Copy out the items exactly, beginning with their first line and continuing through the line that contains "text: SEARCH FOR [360,478,460,487]", with both of those lines included.

------------------------------------------------

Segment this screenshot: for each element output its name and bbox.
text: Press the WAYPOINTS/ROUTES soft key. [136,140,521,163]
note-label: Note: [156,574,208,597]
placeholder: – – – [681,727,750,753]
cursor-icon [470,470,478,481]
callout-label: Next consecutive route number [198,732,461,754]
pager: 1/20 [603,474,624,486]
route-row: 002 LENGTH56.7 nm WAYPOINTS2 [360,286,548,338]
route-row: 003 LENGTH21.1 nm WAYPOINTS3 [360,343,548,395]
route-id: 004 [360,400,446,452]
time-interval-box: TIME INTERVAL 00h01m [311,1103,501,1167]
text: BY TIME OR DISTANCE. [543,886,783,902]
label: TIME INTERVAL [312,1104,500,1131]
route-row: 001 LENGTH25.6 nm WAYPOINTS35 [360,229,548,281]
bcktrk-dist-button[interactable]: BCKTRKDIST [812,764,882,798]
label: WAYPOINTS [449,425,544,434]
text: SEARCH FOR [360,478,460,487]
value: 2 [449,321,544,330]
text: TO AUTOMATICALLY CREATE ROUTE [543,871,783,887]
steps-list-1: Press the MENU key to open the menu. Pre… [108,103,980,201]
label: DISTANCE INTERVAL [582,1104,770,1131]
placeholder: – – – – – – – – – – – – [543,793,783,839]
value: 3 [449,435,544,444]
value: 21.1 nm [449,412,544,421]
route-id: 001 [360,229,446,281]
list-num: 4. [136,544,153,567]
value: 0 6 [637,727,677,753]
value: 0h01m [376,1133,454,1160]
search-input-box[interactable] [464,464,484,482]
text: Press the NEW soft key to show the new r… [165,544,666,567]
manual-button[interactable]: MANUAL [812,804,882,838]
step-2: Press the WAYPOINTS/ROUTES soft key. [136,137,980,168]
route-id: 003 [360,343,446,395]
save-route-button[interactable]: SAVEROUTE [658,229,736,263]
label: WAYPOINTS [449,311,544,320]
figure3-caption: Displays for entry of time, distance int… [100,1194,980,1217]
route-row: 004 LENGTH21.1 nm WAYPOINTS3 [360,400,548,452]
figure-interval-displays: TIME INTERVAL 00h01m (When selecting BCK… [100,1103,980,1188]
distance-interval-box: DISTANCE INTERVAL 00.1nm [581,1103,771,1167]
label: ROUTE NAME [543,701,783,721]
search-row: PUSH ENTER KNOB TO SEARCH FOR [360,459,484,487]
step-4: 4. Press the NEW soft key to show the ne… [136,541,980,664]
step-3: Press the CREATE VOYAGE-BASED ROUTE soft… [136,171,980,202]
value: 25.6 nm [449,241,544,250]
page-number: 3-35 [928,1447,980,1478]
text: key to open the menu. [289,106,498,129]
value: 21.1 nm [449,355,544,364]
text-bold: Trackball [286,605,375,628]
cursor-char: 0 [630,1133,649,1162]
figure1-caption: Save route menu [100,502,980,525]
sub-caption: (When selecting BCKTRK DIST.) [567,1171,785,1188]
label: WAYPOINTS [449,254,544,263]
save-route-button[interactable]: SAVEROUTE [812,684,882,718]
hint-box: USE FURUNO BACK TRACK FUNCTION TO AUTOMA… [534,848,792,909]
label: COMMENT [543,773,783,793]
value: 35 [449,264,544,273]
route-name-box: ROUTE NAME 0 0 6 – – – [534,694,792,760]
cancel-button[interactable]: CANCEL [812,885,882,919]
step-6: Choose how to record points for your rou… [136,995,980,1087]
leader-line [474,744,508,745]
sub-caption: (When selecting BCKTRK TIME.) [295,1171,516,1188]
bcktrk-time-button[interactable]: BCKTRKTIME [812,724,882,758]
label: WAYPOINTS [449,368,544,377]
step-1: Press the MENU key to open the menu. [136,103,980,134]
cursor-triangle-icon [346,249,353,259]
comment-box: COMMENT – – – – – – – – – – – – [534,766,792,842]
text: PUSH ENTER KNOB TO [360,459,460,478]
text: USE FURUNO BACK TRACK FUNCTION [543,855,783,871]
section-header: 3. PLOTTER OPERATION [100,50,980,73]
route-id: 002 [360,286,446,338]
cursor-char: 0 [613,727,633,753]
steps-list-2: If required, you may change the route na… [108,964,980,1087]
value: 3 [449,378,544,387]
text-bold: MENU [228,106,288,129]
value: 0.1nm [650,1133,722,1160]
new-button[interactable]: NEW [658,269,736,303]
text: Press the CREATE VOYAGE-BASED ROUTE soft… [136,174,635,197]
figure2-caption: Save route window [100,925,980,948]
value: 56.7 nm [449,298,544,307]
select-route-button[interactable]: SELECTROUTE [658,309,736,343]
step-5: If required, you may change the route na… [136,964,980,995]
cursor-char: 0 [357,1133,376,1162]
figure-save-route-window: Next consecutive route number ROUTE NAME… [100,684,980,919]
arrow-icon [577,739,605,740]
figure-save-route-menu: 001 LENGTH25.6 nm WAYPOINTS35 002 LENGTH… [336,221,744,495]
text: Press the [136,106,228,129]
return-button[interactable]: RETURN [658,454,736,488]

------------------------------------------------

**RESPONSE TO THIS EXERCISE**.
Segment this screenshot: for each element output its name and bbox.
text: Press the WAYPOINTS/ROUTES soft key. [136,140,521,163]
note-label: Note: [156,574,208,597]
placeholder: – – – [681,727,750,753]
cursor-icon [470,470,478,481]
callout-label: Next consecutive route number [198,732,461,754]
pager: 1/20 [603,474,624,486]
route-row: 002 LENGTH56.7 nm WAYPOINTS2 [360,286,548,338]
route-row: 003 LENGTH21.1 nm WAYPOINTS3 [360,343,548,395]
route-id: 004 [360,400,446,452]
time-interval-box: TIME INTERVAL 00h01m [311,1103,501,1167]
text: BY TIME OR DISTANCE. [543,886,783,902]
label: TIME INTERVAL [312,1104,500,1131]
route-row: 001 LENGTH25.6 nm WAYPOINTS35 [360,229,548,281]
bcktrk-dist-button[interactable]: BCKTRKDIST [812,764,882,798]
label: WAYPOINTS [449,425,544,434]
text: SEARCH FOR [360,478,460,487]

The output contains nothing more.